— START OF EXTRACTED DATA —
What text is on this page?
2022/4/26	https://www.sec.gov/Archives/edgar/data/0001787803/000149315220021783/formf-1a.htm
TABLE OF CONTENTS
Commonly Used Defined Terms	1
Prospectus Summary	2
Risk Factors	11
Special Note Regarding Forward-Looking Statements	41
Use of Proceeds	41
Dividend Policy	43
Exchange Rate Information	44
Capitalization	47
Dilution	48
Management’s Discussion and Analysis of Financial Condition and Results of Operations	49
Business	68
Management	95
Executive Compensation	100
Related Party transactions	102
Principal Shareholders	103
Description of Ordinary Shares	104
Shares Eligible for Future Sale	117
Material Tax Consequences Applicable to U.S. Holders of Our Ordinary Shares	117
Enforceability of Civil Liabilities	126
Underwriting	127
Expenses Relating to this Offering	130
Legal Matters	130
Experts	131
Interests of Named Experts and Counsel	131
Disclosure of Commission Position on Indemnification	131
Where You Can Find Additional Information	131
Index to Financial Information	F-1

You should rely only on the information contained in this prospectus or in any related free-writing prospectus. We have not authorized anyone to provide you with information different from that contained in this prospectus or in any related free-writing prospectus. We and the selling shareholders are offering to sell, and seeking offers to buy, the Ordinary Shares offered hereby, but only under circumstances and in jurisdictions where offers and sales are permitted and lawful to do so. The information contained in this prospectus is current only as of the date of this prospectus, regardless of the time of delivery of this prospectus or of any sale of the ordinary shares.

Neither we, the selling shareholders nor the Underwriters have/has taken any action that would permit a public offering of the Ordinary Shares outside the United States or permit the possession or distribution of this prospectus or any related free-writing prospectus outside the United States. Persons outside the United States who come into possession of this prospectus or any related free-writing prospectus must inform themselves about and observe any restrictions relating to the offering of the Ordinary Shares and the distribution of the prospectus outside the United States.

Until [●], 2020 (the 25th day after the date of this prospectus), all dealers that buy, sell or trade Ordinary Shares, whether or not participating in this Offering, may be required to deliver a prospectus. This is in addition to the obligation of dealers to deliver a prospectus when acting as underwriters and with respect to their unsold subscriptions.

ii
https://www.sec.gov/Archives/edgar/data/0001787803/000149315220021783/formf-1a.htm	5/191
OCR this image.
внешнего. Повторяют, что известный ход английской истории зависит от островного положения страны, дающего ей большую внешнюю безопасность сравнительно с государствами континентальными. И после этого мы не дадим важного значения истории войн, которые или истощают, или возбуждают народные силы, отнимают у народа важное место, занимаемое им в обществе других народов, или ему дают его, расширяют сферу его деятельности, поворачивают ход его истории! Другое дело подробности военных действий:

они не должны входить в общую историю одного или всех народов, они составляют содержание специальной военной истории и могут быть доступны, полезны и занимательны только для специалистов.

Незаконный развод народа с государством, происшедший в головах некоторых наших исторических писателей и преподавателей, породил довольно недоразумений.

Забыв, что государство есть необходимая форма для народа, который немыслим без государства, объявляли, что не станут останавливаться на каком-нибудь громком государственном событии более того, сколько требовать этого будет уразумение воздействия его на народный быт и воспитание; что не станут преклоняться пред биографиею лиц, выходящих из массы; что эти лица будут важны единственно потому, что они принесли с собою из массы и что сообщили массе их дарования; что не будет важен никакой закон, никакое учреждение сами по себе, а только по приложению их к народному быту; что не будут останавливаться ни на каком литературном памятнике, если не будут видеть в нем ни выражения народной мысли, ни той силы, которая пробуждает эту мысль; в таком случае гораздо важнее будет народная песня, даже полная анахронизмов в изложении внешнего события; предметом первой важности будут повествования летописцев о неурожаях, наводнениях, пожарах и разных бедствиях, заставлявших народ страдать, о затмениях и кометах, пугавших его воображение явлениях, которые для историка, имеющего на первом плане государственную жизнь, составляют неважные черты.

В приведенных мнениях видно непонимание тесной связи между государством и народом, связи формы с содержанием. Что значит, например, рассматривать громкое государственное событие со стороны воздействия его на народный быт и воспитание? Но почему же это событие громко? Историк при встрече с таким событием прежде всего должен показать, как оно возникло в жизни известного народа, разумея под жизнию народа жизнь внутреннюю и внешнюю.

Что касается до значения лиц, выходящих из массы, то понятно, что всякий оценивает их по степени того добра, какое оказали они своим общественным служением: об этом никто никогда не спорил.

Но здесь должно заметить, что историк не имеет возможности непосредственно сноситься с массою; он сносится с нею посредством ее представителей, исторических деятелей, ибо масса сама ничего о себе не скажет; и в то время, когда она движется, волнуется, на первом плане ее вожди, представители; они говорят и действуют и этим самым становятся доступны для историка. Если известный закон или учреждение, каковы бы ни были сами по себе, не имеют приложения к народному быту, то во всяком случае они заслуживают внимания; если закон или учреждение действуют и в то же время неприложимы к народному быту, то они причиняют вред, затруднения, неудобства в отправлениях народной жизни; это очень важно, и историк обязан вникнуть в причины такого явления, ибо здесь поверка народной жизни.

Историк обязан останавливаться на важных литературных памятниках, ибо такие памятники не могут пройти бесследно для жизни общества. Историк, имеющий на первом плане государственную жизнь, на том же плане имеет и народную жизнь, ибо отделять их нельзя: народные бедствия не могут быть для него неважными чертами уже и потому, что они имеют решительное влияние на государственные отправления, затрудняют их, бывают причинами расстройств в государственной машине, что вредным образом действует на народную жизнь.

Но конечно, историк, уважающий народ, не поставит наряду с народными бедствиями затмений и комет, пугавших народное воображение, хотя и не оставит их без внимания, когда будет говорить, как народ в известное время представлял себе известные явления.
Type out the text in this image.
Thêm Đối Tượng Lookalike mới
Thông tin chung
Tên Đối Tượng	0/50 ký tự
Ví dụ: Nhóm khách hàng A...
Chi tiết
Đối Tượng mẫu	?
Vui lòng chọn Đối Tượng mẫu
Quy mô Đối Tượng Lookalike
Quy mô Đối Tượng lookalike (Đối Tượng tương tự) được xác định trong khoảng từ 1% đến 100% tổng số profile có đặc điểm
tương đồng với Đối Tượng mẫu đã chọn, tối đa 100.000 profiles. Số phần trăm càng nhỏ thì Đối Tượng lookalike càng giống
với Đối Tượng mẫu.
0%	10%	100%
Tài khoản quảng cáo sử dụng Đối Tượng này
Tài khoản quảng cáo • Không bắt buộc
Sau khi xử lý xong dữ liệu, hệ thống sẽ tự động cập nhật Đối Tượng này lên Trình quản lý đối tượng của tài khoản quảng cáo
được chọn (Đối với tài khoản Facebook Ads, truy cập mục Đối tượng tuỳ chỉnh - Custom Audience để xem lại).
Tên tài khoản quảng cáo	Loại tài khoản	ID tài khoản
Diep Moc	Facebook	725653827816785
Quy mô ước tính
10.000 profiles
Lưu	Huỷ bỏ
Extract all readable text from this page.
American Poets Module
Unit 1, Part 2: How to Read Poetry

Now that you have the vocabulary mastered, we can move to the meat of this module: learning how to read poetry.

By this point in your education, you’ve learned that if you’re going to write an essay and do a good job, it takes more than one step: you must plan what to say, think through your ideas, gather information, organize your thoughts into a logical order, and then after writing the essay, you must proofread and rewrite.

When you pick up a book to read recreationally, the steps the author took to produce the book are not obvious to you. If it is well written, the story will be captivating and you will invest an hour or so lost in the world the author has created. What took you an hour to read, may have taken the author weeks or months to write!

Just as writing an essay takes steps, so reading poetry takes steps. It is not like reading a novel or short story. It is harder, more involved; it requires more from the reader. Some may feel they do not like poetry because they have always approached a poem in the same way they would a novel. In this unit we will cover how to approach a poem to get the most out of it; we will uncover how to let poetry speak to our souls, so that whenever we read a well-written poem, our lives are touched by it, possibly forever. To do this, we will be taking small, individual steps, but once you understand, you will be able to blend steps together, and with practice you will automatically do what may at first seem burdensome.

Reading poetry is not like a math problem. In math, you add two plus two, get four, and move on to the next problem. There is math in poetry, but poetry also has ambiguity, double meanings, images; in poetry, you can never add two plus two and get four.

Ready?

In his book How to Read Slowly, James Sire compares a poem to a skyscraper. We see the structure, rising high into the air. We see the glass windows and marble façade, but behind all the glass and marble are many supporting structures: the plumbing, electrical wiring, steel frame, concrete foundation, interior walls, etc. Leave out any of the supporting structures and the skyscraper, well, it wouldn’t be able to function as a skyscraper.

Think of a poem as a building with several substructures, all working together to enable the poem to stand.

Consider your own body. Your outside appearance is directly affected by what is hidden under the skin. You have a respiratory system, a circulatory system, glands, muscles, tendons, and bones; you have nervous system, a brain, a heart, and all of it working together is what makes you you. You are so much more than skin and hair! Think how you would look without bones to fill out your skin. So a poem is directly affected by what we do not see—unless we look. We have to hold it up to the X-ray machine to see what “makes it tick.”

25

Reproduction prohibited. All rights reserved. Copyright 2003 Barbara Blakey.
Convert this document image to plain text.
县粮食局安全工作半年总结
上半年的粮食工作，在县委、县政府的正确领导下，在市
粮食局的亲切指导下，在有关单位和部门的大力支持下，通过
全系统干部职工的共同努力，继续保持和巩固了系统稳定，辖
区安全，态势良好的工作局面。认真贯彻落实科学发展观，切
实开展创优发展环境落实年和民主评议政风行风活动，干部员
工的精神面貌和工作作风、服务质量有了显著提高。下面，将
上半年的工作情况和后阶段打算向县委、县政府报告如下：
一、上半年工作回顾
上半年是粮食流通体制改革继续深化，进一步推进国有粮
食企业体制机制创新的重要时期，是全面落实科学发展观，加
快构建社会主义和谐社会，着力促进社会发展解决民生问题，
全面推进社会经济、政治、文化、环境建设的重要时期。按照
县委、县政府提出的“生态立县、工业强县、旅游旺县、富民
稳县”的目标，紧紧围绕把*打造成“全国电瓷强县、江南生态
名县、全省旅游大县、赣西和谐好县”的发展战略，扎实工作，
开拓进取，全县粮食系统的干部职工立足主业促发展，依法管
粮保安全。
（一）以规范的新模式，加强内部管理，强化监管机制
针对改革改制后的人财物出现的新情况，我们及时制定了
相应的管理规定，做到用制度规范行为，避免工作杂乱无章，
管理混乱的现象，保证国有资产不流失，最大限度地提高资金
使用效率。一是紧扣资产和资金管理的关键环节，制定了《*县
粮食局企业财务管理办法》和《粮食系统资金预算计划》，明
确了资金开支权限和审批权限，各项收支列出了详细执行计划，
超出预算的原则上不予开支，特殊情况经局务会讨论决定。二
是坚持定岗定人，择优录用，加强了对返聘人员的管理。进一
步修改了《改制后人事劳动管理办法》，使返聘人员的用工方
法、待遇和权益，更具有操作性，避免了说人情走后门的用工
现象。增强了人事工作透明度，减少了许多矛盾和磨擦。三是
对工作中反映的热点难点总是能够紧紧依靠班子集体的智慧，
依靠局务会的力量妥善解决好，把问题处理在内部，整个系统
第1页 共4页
— END OF EXTRACTED DATA —
Identify the lines above that contain the word "steps", then copy them.

- SOLUTION TO THIS PROBLEM -
When you pick up a book to read recreationally, the steps the author took to produce the book are not obvious to you. If it is well written, the story will be captivating and you will invest an hour or so lost in the world the author has created. What took you an hour to read, may have taken the author weeks or months to write!
Just as writing an essay takes steps, so reading poetry takes steps. It is not like reading a novel or short story. It is harder, more involved; it requires more from the reader. Some may feel they do not like poetry because they have always approached a poem in the same way they would a novel. In this unit we will cover how to approach a poem to get the most out of it; we will uncover how to let poetry speak to our souls, so that whenever we read a well-written poem, our lives are touched by it, possibly forever. To do this, we will be taking small, individual steps, but once you understand, you will be able to blend steps together, and with practice you will automatically do what may at first seem burdensome.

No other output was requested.